_YOUR INSTRUCTIONS_
Could you reproduce each of the entries below line for line, without changing anything?
** start of DATA PROVIDED **
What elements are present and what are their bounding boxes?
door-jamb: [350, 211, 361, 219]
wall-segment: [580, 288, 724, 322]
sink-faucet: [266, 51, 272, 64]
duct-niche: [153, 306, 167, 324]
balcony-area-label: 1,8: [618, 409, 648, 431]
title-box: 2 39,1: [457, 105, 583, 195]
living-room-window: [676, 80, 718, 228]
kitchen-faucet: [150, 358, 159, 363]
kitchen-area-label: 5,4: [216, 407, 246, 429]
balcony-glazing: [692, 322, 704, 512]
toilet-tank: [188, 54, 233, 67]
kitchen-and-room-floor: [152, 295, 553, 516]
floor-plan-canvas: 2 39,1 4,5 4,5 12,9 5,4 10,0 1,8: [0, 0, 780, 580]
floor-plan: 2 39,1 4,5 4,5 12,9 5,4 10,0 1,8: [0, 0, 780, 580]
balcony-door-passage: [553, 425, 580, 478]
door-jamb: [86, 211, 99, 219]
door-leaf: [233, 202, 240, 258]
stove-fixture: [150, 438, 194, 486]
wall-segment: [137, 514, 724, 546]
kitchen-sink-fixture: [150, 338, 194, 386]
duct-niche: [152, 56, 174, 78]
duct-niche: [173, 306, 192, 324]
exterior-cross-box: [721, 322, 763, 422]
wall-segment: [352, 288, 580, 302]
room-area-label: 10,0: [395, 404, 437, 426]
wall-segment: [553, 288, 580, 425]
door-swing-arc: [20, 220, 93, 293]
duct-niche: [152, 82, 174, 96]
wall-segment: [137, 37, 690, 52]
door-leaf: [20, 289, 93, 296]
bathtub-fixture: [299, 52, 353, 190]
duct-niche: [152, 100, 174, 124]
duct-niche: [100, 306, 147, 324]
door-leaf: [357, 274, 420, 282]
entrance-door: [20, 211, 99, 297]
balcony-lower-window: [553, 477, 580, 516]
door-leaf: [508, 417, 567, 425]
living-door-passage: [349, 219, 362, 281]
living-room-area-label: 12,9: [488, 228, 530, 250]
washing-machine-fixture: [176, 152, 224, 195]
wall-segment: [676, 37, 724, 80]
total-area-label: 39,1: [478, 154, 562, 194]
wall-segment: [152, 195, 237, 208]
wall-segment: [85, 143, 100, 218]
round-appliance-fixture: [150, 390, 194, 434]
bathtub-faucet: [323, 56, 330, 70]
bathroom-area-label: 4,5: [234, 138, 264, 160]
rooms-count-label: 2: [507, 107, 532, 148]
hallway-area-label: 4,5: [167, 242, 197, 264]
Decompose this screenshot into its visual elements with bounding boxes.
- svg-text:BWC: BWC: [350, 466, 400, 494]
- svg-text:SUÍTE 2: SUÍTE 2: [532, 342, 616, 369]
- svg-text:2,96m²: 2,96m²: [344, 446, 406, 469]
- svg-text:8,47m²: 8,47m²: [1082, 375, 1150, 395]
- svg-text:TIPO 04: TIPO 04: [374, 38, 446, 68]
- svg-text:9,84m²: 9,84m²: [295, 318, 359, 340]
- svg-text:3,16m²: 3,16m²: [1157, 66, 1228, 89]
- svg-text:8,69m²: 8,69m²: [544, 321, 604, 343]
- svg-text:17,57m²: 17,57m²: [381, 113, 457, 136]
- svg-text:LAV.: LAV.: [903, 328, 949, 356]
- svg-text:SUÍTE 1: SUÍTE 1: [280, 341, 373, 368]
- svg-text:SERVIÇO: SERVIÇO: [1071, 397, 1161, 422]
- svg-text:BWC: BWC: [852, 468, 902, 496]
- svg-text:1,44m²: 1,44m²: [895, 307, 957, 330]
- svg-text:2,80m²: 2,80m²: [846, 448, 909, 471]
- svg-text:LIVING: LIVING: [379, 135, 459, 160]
** end of DATA PROVIDED **
_EXPECTED ANSWER_
What elements are present and what are their bounding boxes?
door-jamb: [350, 211, 361, 219]
wall-segment: [580, 288, 724, 322]
sink-faucet: [266, 51, 272, 64]
duct-niche: [153, 306, 167, 324]
balcony-area-label: 1,8: [618, 409, 648, 431]
title-box: 2 39,1: [457, 105, 583, 195]
living-room-window: [676, 80, 718, 228]
kitchen-faucet: [150, 358, 159, 363]
kitchen-area-label: 5,4: [216, 407, 246, 429]
balcony-glazing: [692, 322, 704, 512]
toilet-tank: [188, 54, 233, 67]
kitchen-and-room-floor: [152, 295, 553, 516]
floor-plan-canvas: 2 39,1 4,5 4,5 12,9 5,4 10,0 1,8: [0, 0, 780, 580]
floor-plan: 2 39,1 4,5 4,5 12,9 5,4 10,0 1,8: [0, 0, 780, 580]
balcony-door-passage: [553, 425, 580, 478]
door-jamb: [86, 211, 99, 219]
door-leaf: [233, 202, 240, 258]
stove-fixture: [150, 438, 194, 486]
wall-segment: [137, 514, 724, 546]
kitchen-sink-fixture: [150, 338, 194, 386]
duct-niche: [152, 56, 174, 78]
duct-niche: [173, 306, 192, 324]
exterior-cross-box: [721, 322, 763, 422]
wall-segment: [352, 288, 580, 302]
room-area-label: 10,0: [395, 404, 437, 426]
wall-segment: [553, 288, 580, 425]
door-swing-arc: [20, 220, 93, 293]
duct-niche: [152, 82, 174, 96]
wall-segment: [137, 37, 690, 52]
door-leaf: [20, 289, 93, 296]
bathtub-fixture: [299, 52, 353, 190]
duct-niche: [152, 100, 174, 124]
duct-niche: [100, 306, 147, 324]
door-leaf: [357, 274, 420, 282]
entrance-door: [20, 211, 99, 297]
balcony-lower-window: [553, 477, 580, 516]
door-leaf: [508, 417, 567, 425]
living-door-passage: [349, 219, 362, 281]
living-room-area-label: 12,9: [488, 228, 530, 250]
washing-machine-fixture: [176, 152, 224, 195]
wall-segment: [676, 37, 724, 80]
total-area-label: 39,1: [478, 154, 562, 194]
wall-segment: [152, 195, 237, 208]
wall-segment: [85, 143, 100, 218]
round-appliance-fixture: [150, 390, 194, 434]
bathtub-faucet: [323, 56, 330, 70]
bathroom-area-label: 4,5: [234, 138, 264, 160]
rooms-count-label: 2: [507, 107, 532, 148]
hallway-area-label: 4,5: [167, 242, 197, 264]
Decompose this screenshot into its visual elements with bounding boxes.
- svg-text:BWC: BWC: [350, 466, 400, 494]
- svg-text:SUÍTE 2: SUÍTE 2: [532, 342, 616, 369]
- svg-text:2,96m²: 2,96m²: [344, 446, 406, 469]
- svg-text:8,47m²: 8,47m²: [1082, 375, 1150, 395]
- svg-text:TIPO 04: TIPO 04: [374, 38, 446, 68]
- svg-text:9,84m²: 9,84m²: [295, 318, 359, 340]
- svg-text:3,16m²: 3,16m²: [1157, 66, 1228, 89]
- svg-text:8,69m²: 8,69m²: [544, 321, 604, 343]
- svg-text:17,57m²: 17,57m²: [381, 113, 457, 136]
- svg-text:LAV.: LAV.: [903, 328, 949, 356]
- svg-text:SUÍTE 1: SUÍTE 1: [280, 341, 373, 368]
- svg-text:SERVIÇO: SERVIÇO: [1071, 397, 1161, 422]
- svg-text:BWC: BWC: [852, 468, 902, 496]
- svg-text:1,44m²: 1,44m²: [895, 307, 957, 330]
- svg-text:2,80m²: 2,80m²: [846, 448, 909, 471]
- svg-text:LIVING: LIVING: [379, 135, 459, 160]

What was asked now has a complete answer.